**EXERCISE:** Tally how many lines include "between". The number is the whole answer.
==== MATERIAL FOR THIS TASK ====
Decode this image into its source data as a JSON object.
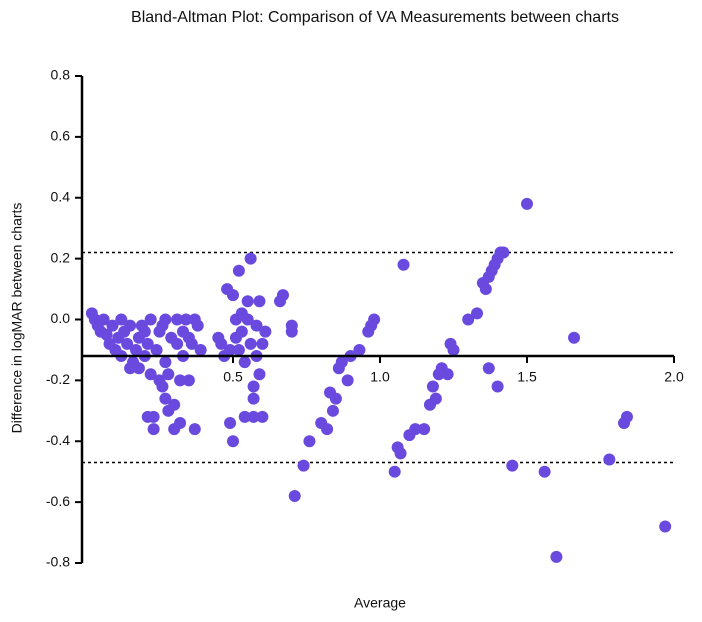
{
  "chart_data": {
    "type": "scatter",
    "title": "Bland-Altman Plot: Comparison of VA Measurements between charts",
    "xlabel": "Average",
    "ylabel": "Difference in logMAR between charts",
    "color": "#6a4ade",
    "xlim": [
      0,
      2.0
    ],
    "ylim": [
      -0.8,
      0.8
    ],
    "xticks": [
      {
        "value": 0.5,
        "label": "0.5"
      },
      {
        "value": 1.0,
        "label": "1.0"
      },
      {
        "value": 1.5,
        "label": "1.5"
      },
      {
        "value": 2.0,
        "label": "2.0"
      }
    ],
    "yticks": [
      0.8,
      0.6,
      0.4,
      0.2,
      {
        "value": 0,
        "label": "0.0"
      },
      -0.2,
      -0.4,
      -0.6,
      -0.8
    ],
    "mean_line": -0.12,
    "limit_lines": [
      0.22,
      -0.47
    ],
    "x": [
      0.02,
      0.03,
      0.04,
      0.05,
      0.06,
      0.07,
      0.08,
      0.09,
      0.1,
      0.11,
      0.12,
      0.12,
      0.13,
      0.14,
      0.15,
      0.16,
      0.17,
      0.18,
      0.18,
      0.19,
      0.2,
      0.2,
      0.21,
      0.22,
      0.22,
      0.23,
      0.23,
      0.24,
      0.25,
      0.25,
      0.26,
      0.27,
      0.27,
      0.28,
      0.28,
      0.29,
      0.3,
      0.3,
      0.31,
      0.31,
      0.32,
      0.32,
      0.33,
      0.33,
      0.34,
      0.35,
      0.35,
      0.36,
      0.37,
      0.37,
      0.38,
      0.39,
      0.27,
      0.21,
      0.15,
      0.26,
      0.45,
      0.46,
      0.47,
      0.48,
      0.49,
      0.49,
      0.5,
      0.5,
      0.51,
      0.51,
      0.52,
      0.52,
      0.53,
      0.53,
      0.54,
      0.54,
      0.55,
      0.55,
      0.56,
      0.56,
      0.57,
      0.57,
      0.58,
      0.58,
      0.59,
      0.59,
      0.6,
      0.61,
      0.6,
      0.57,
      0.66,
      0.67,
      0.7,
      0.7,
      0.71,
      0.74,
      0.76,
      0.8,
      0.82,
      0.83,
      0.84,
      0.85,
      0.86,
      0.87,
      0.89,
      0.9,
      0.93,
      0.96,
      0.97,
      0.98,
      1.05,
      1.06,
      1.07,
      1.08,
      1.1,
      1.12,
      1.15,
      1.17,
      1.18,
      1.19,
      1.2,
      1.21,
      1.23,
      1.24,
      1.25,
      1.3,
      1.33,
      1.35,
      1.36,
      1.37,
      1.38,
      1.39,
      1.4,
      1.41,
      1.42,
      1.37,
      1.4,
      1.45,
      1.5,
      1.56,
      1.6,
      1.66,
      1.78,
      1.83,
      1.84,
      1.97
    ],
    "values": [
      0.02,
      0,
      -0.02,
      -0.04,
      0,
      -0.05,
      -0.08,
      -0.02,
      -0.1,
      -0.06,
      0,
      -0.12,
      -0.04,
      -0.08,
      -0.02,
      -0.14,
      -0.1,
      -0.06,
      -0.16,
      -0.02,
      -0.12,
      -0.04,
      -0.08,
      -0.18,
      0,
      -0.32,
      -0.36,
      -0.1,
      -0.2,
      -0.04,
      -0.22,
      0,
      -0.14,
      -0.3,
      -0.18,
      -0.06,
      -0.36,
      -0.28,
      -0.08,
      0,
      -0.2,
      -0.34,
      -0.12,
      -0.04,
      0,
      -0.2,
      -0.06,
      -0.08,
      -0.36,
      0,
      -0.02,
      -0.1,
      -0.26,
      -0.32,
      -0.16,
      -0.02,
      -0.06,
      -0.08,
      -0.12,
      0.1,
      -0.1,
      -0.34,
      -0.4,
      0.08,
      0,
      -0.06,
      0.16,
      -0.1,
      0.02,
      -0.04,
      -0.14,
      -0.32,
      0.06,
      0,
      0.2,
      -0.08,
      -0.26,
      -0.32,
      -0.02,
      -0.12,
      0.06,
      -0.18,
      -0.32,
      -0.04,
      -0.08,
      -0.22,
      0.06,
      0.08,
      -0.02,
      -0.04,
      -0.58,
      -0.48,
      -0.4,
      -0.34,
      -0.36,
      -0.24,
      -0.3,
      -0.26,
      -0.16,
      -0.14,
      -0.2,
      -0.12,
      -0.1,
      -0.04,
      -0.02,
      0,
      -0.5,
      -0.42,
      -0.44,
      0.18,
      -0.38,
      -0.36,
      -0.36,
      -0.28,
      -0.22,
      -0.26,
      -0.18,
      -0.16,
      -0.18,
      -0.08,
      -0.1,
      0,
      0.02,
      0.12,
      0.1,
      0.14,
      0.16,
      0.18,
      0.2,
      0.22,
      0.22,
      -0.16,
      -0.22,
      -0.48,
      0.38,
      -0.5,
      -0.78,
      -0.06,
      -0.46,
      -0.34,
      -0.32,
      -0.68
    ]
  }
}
====
==== MATERIAL FOR THIS TASK ====
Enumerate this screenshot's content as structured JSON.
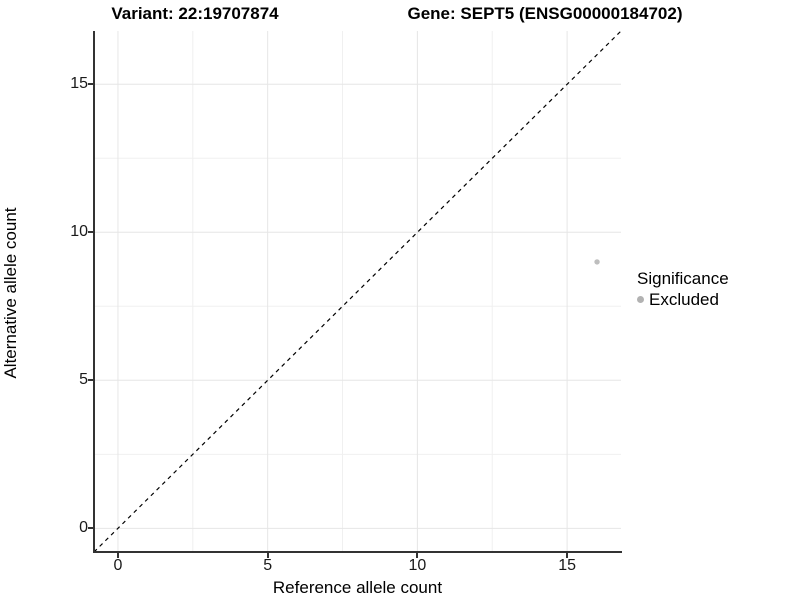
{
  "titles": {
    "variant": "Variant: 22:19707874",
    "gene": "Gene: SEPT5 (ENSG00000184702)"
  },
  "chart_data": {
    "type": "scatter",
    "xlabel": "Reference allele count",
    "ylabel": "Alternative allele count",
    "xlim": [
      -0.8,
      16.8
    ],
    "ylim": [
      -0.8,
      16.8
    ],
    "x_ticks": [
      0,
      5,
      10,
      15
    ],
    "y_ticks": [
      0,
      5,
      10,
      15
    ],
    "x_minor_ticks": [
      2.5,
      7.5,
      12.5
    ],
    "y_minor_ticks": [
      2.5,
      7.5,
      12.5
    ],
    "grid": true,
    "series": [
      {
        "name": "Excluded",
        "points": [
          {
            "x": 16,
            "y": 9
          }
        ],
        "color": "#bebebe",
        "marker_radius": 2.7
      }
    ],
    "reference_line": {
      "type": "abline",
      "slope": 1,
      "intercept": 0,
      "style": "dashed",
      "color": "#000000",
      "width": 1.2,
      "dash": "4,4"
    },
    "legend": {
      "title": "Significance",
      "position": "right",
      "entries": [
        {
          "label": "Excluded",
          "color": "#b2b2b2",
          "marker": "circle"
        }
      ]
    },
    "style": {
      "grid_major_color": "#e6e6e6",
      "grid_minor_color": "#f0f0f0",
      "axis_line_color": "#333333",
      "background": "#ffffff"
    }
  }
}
====
==== MATERIAL FOR THIS TASK ====
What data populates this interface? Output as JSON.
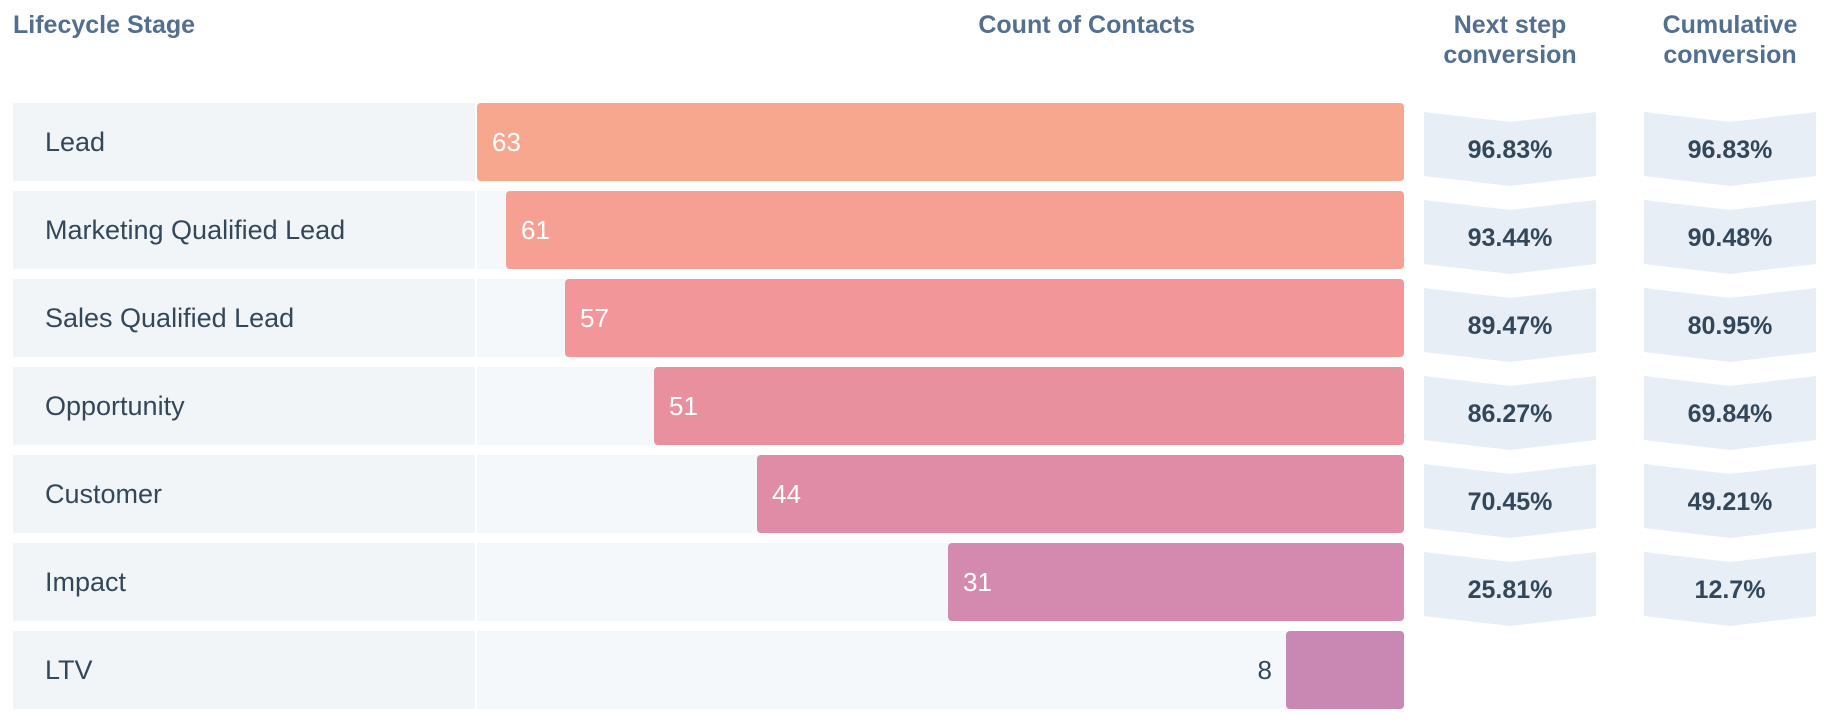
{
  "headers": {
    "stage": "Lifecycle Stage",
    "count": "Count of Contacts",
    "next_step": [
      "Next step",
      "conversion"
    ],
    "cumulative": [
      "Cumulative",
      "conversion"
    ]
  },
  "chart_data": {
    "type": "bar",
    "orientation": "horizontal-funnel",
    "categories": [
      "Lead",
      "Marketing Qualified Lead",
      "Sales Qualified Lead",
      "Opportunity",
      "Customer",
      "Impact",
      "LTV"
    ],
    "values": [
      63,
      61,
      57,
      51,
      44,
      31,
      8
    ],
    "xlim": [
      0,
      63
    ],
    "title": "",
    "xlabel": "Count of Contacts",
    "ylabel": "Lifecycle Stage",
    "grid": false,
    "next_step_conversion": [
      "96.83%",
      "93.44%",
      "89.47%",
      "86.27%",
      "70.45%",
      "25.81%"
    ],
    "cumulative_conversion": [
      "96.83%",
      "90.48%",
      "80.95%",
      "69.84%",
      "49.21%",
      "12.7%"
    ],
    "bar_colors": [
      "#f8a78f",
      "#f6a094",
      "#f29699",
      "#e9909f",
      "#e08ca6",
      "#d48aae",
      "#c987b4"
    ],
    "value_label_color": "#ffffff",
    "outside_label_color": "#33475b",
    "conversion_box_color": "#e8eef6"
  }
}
====
**THE RESULT:** 2